In every one of the records below, rename each "y-tick-label" to "vertical-tick-label" and leave everything else unchanged. Reproduce the records with the pictures left out.

**Input material**
------------------------
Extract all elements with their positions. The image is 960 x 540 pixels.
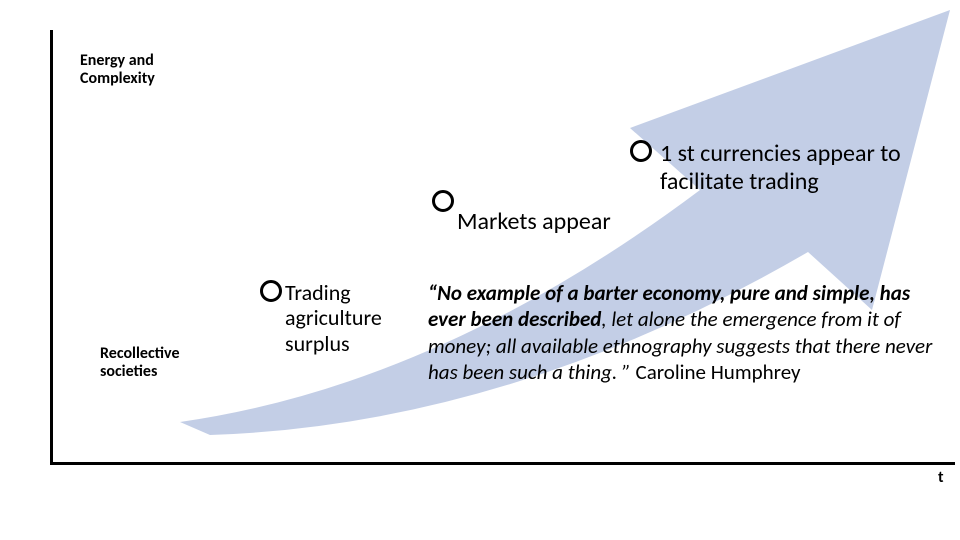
milestone-trading-label: Trading agriculture surplus <box>285 280 435 356</box>
origin-label: Recollective societies <box>100 345 180 382</box>
milestone-markets-label: Markets appear <box>457 208 617 236</box>
y-axis <box>50 30 53 465</box>
y-axis-label: Energy and Complexity <box>80 52 155 89</box>
marker-markets <box>432 190 454 212</box>
x-axis-label: t <box>938 468 944 487</box>
marker-currencies <box>630 140 652 162</box>
marker-trading <box>260 280 282 302</box>
quote-text: “No example of a barter economy, pure an… <box>428 280 938 385</box>
milestone-currencies-label: 1 st currencies appear to facilitate tra… <box>660 140 940 195</box>
x-axis <box>50 462 955 465</box>
diagram-stage: Energy and Complexity t Recollective soc… <box>0 0 960 540</box>
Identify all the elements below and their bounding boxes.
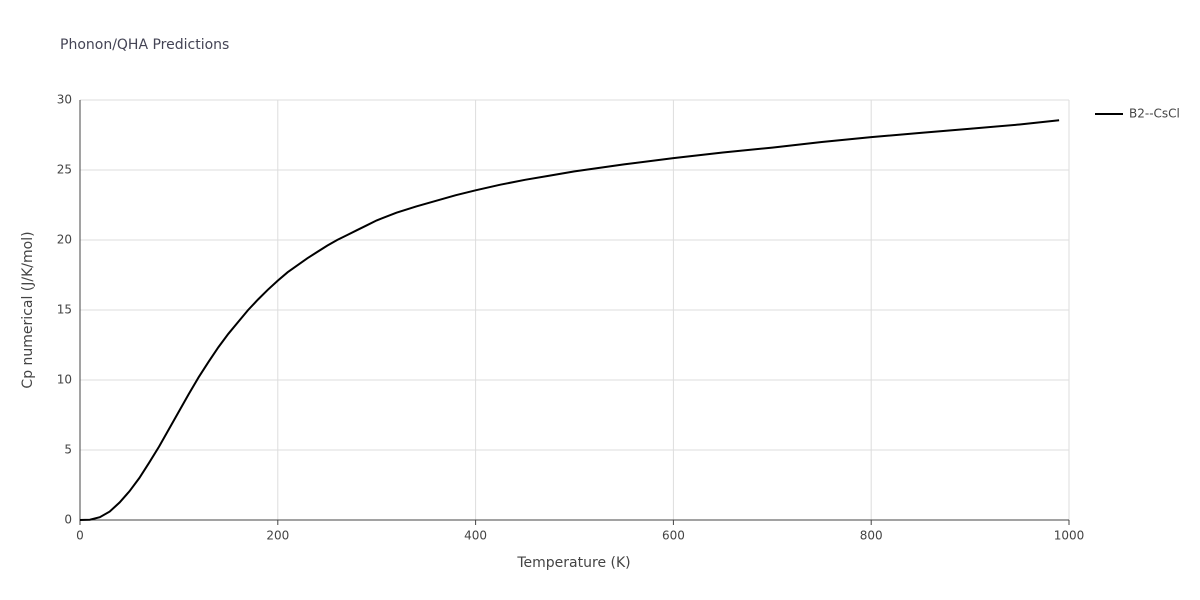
y-tick-label: 15 (57, 303, 72, 317)
x-tick-label: 0 (76, 529, 84, 543)
x-tick-label: 200 (266, 529, 289, 543)
line (79, 119, 1060, 521)
y-tick-label: 20 (57, 233, 72, 247)
x-axis-title: Temperature (K) (516, 555, 630, 571)
y-tick-label: 5 (64, 443, 72, 457)
y-tick-label: 30 (57, 93, 72, 107)
x-tick-label: 800 (860, 529, 883, 543)
legend-label: B2--CsCl (1129, 107, 1180, 121)
chart-title: Phonon/QHA Predictions (60, 37, 229, 53)
x-tick-label: 400 (464, 529, 487, 543)
y-tick-label: 0 (64, 513, 72, 527)
y-axis-title: Cp numerical (J/K/mol) (20, 231, 36, 388)
y-tick-label: 25 (57, 163, 72, 177)
x-tick-label: 600 (662, 529, 685, 543)
x-tick-label: 1000 (1054, 529, 1085, 543)
y-tick-label: 10 (57, 373, 72, 387)
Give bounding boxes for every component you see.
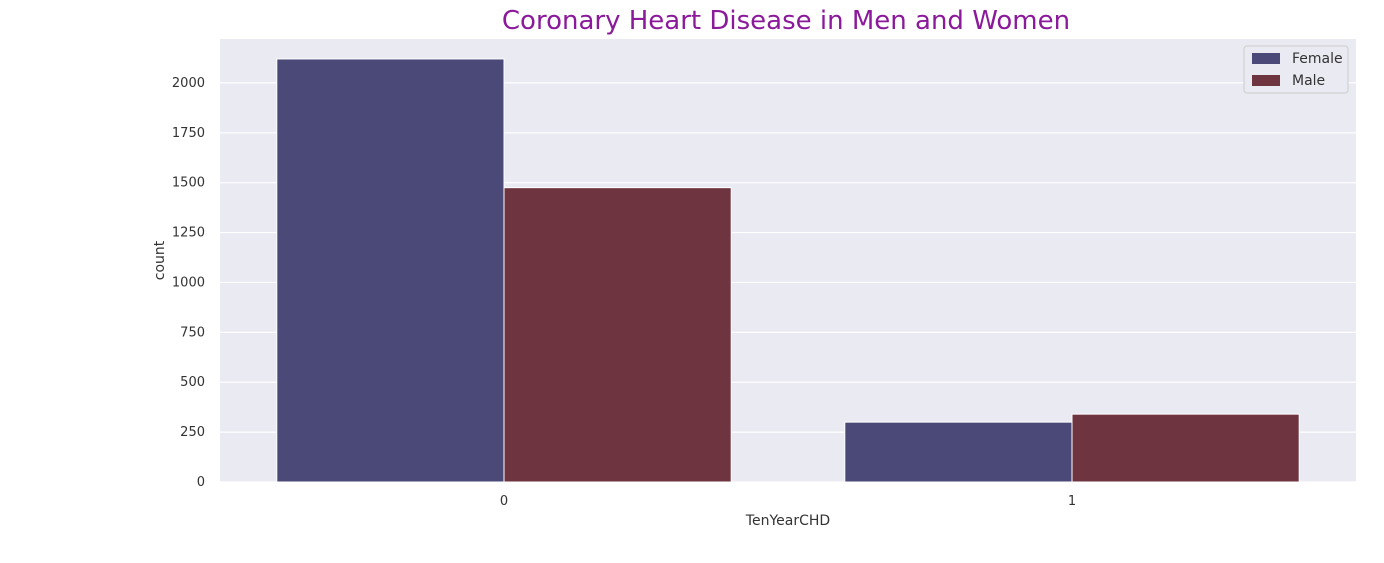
bar-female-1 [844, 421, 1073, 483]
chart-title: Coronary Heart Disease in Men and Women [502, 6, 1070, 36]
y-axis-ticks: 0 250 500 750 1000 1250 1500 1750 2000 [172, 76, 205, 490]
y-tick-label: 1250 [172, 226, 205, 241]
legend-swatch-female [1252, 53, 1280, 64]
y-tick-label: 1750 [172, 126, 205, 141]
legend: Female Male [1243, 45, 1349, 94]
legend-label-female: Female [1292, 51, 1343, 67]
y-tick-label: 1000 [172, 275, 205, 290]
y-tick-label: 1500 [172, 176, 205, 191]
y-axis-title: count [152, 240, 168, 280]
y-tick-label: 2000 [172, 76, 205, 91]
bar-male-1 [1071, 413, 1300, 483]
y-tick-label: 250 [180, 425, 205, 440]
bar-female-0 [276, 58, 505, 483]
y-tick-label: 500 [180, 375, 205, 390]
x-tick-label: 1 [1068, 494, 1076, 509]
y-tick-label: 750 [180, 325, 205, 340]
x-axis-title: TenYearCHD [745, 513, 830, 529]
y-tick-label: 0 [197, 475, 205, 490]
legend-label-male: Male [1292, 73, 1325, 89]
x-tick-label: 0 [500, 494, 508, 509]
bars [276, 58, 1300, 483]
bar-male-0 [503, 187, 732, 483]
legend-swatch-male [1252, 75, 1280, 86]
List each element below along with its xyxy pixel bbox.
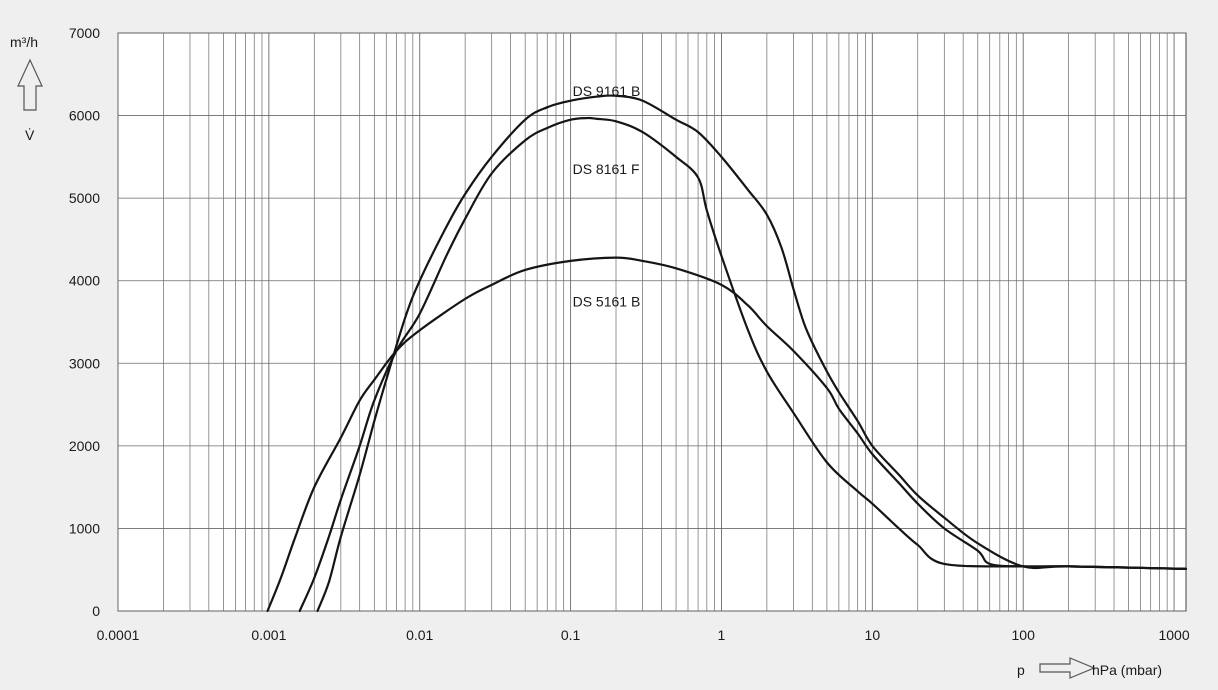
x-tick-label: 100 [1012, 627, 1036, 643]
y-tick-label: 2000 [69, 438, 100, 454]
x-axis-symbol: p [1017, 662, 1025, 678]
y-tick-label: 5000 [69, 190, 100, 206]
x-tick-label: 0.001 [251, 627, 286, 643]
y-tick-label: 0 [92, 603, 100, 619]
series-line-ds-9161-b [316, 94, 1188, 613]
y-axis-unit: m³/h [10, 34, 38, 50]
right-arrow-icon [1039, 657, 1096, 679]
x-axis-unit: hPa (mbar) [1092, 662, 1162, 678]
y-tick-label: 7000 [69, 25, 100, 41]
y-tick-label: 4000 [69, 273, 100, 289]
x-tick-label: 1 [718, 627, 726, 643]
x-tick-label: 1000 [1158, 627, 1189, 643]
x-tick-label: 0.0001 [97, 627, 140, 643]
y-axis-symbol: V̇ [25, 127, 35, 143]
series-line-ds-5161-b [266, 256, 1188, 613]
series-label-ds-8161-f: DS 8161 F [573, 161, 640, 177]
up-arrow-icon [17, 58, 43, 111]
series-line-ds-8161-f [298, 116, 1188, 613]
y-tick-label: 1000 [69, 520, 100, 536]
series-label-ds-9161-b: DS 9161 B [573, 83, 641, 99]
x-tick-label: 0.1 [561, 627, 581, 643]
plot-area [117, 32, 1187, 612]
x-tick-label: 0.01 [406, 627, 433, 643]
y-tick-label: 6000 [69, 108, 100, 124]
series-label-ds-5161-b: DS 5161 B [573, 293, 641, 309]
x-tick-label: 10 [865, 627, 881, 643]
y-tick-label: 3000 [69, 355, 100, 371]
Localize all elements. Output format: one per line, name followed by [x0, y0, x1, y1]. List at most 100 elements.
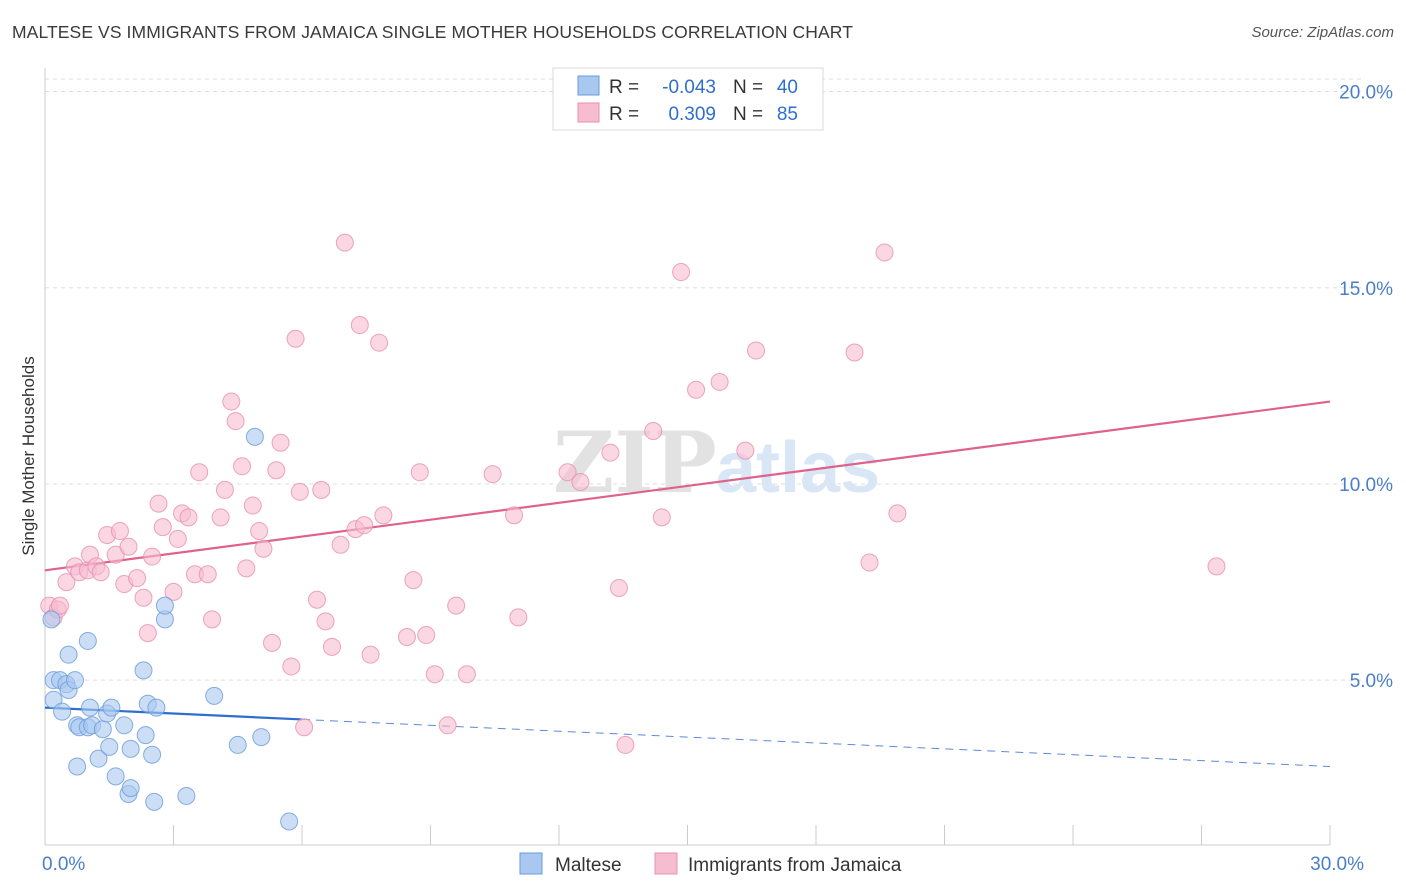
------------------------
**Answer for the task**
Extract all elements with their positions. The image is 960 x 540 pixels.
milestone-trading-label: Trading agriculture surplus <box>285 280 435 356</box>
origin-label: Recollective societies <box>100 345 180 382</box>
milestone-markets-label: Markets appear <box>457 208 617 236</box>
y-axis <box>50 30 53 465</box>
y-axis-label: Energy and Complexity <box>80 52 155 89</box>
marker-markets <box>432 190 454 212</box>
x-axis-label: t <box>938 468 944 487</box>
marker-currencies <box>630 140 652 162</box>
marker-trading <box>260 280 282 302</box>
quote-text: “No example of a barter economy, pure an… <box>428 280 938 385</box>
milestone-currencies-label: 1 st currencies appear to facilitate tra… <box>660 140 940 195</box>
x-axis <box>50 462 955 465</box>
diagram-stage: Energy and Complexity t Recollective soc… <box>0 0 960 540</box>
Identify all the elements below and their bounding boxes.
vertical-tick-label: 15 (57, 303, 72, 317)
x-tick-label: 0 (76, 529, 84, 543)
x-tick-label: 200 (266, 529, 289, 543)
line (79, 119, 1060, 521)
vertical-tick-label: 20 (57, 233, 72, 247)
x-axis-title: Temperature (K) (516, 555, 630, 571)
vertical-tick-label: 5 (64, 443, 72, 457)
vertical-tick-label: 30 (57, 93, 72, 107)
x-tick-label: 800 (860, 529, 883, 543)
legend-label: B2--CsCl (1129, 107, 1180, 121)
chart-title: Phonon/QHA Predictions (60, 37, 229, 53)
x-tick-label: 400 (464, 529, 487, 543)
vertical-tick-label: 0 (64, 513, 72, 527)
y-axis-title: Cp numerical (J/K/mol) (20, 231, 36, 388)
vertical-tick-label: 25 (57, 163, 72, 177)
x-tick-label: 600 (662, 529, 685, 543)
x-tick-label: 1000 (1054, 529, 1085, 543)
vertical-tick-label: 10 (57, 373, 72, 387)
Give bounding boxes for every component you see.
bar-female-1 [844, 421, 1073, 483]
chart-title: Coronary Heart Disease in Men and Women [502, 6, 1070, 36]
y-axis-ticks: 0 250 500 750 1000 1250 1500 1750 2000 [172, 76, 205, 490]
vertical-tick-label: 1250 [172, 226, 205, 241]
legend-swatch-female [1252, 53, 1280, 64]
vertical-tick-label: 1750 [172, 126, 205, 141]
legend: Female Male [1243, 45, 1349, 94]
legend-label-female: Female [1292, 51, 1343, 67]
vertical-tick-label: 1000 [172, 275, 205, 290]
vertical-tick-label: 1500 [172, 176, 205, 191]
y-axis-title: count [152, 240, 168, 280]
vertical-tick-label: 2000 [172, 76, 205, 91]
bar-male-1 [1071, 413, 1300, 483]
vertical-tick-label: 250 [180, 425, 205, 440]
bar-female-0 [276, 58, 505, 483]
vertical-tick-label: 500 [180, 375, 205, 390]
x-tick-label: 1 [1068, 494, 1076, 509]
vertical-tick-label: 750 [180, 325, 205, 340]
x-axis-title: TenYearCHD [745, 513, 830, 529]
vertical-tick-label: 0 [197, 475, 205, 490]
legend-label-male: Male [1292, 73, 1325, 89]
x-tick-label: 0 [500, 494, 508, 509]
bars [276, 58, 1300, 483]
bar-male-0 [503, 187, 732, 483]
legend-swatch-male [1252, 75, 1280, 86]
List each element below along with its xyxy pixel bbox.
x-tick-label: 100 [1012, 627, 1036, 643]
vertical-tick-label: 2000 [69, 438, 100, 454]
x-axis-symbol: p [1017, 662, 1025, 678]
vertical-tick-label: 5000 [69, 190, 100, 206]
x-tick-label: 0.001 [251, 627, 286, 643]
vertical-tick-label: 0 [92, 603, 100, 619]
series-line-ds-9161-b [316, 94, 1188, 613]
y-axis-unit: m³/h [10, 34, 38, 50]
right-arrow-icon [1039, 657, 1096, 679]
x-axis-unit: hPa (mbar) [1092, 662, 1162, 678]
vertical-tick-label: 7000 [69, 25, 100, 41]
vertical-tick-label: 4000 [69, 273, 100, 289]
x-tick-label: 1 [718, 627, 726, 643]
x-tick-label: 1000 [1158, 627, 1189, 643]
x-tick-label: 0.0001 [97, 627, 140, 643]
y-axis-symbol: V̇ [25, 127, 35, 143]
series-line-ds-5161-b [266, 256, 1188, 613]
series-label-ds-8161-f: DS 8161 F [573, 161, 640, 177]
up-arrow-icon [17, 58, 43, 111]
series-line-ds-8161-f [298, 116, 1188, 613]
vertical-tick-label: 1000 [69, 520, 100, 536]
series-label-ds-9161-b: DS 9161 B [573, 83, 641, 99]
x-tick-label: 0.1 [561, 627, 581, 643]
plot-area [117, 32, 1187, 612]
x-tick-label: 0.01 [406, 627, 433, 643]
vertical-tick-label: 6000 [69, 108, 100, 124]
series-label-ds-5161-b: DS 5161 B [573, 293, 641, 309]
x-tick-label: 10 [865, 627, 881, 643]
vertical-tick-label: 3000 [69, 355, 100, 371]
Localize all elements. Output format: one per line, name followed by [x0, y0, x1, y1]. List at most 100 elements.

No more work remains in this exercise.